-- begin --

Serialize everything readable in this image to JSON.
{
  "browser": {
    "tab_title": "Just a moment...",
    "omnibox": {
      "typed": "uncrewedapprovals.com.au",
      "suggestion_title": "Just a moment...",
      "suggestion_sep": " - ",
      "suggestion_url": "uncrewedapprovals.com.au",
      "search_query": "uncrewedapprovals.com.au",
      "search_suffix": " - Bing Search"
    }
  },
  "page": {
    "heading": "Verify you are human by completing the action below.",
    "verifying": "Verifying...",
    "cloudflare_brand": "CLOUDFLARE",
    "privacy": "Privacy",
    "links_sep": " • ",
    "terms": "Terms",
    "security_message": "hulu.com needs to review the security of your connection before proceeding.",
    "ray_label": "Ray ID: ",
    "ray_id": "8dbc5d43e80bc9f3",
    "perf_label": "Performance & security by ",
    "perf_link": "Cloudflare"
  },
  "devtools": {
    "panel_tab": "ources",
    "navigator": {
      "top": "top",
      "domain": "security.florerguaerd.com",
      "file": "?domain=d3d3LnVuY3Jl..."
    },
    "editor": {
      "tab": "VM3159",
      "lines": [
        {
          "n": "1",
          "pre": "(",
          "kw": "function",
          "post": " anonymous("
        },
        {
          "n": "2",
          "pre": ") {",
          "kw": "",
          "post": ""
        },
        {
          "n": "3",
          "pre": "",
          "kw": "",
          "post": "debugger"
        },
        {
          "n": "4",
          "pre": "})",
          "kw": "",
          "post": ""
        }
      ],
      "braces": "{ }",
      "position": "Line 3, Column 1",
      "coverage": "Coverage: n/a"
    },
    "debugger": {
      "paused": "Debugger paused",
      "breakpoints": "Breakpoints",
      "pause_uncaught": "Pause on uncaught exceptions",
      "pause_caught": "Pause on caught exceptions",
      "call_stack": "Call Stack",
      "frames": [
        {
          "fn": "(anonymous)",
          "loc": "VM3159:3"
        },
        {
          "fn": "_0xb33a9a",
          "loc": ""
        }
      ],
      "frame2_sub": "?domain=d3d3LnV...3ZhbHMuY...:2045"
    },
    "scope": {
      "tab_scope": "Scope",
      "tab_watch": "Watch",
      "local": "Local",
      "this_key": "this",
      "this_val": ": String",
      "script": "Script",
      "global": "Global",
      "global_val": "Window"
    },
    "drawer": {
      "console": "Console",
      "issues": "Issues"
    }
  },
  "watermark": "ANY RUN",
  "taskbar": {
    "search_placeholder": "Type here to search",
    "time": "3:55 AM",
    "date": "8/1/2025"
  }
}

-- end --

● WORK TO DO:
Working from the material above, retype it in its entirety without change.

● OUTPUT:
Serialize everything readable in this image to JSON.
{
  "browser": {
    "tab_title": "Just a moment...",
    "omnibox": {
      "typed": "uncrewedapprovals.com.au",
      "suggestion_title": "Just a moment...",
      "suggestion_sep": " - ",
      "suggestion_url": "uncrewedapprovals.com.au",
      "search_query": "uncrewedapprovals.com.au",
      "search_suffix": " - Bing Search"
    }
  },
  "page": {
    "heading": "Verify you are human by completing the action below.",
    "verifying": "Verifying...",
    "cloudflare_brand": "CLOUDFLARE",
    "privacy": "Privacy",
    "links_sep": " • ",
    "terms": "Terms",
    "security_message": "hulu.com needs to review the security of your connection before proceeding.",
    "ray_label": "Ray ID: ",
    "ray_id": "8dbc5d43e80bc9f3",
    "perf_label": "Performance & security by ",
    "perf_link": "Cloudflare"
  },
  "devtools": {
    "panel_tab": "ources",
    "navigator": {
      "top": "top",
      "domain": "security.florerguaerd.com",
      "file": "?domain=d3d3LnVuY3Jl..."
    },
    "editor": {
      "tab": "VM3159",
      "lines": [
        {
          "n": "1",
          "pre": "(",
          "kw": "function",
          "post": " anonymous("
        },
        {
          "n": "2",
          "pre": ") {",
          "kw": "",
          "post": ""
        },
        {
          "n": "3",
          "pre": "",
          "kw": "",
          "post": "debugger"
        },
        {
          "n": "4",
          "pre": "})",
          "kw": "",
          "post": ""
        }
      ],
      "braces": "{ }",
      "position": "Line 3, Column 1",
      "coverage": "Coverage: n/a"
    },
    "debugger": {
      "paused": "Debugger paused",
      "breakpoints": "Breakpoints",
      "pause_uncaught": "Pause on uncaught exceptions",
      "pause_caught": "Pause on caught exceptions",
      "call_stack": "Call Stack",
      "frames": [
        {
          "fn": "(anonymous)",
          "loc": "VM3159:3"
        },
        {
          "fn": "_0xb33a9a",
          "loc": ""
        }
      ],
      "frame2_sub": "?domain=d3d3LnV...3ZhbHMuY...:2045"
    },
    "scope": {
      "tab_scope": "Scope",
      "tab_watch": "Watch",
      "local": "Local",
      "this_key": "this",
      "this_val": ": String",
      "script": "Script",
      "global": "Global",
      "global_val": "Window"
    },
    "drawer": {
      "console": "Console",
      "issues": "Issues"
    }
  },
  "watermark": "ANY RUN",
  "taskbar": {
    "search_placeholder": "Type here to search",
    "time": "3:55 AM",
    "date": "8/1/2025"
  }
}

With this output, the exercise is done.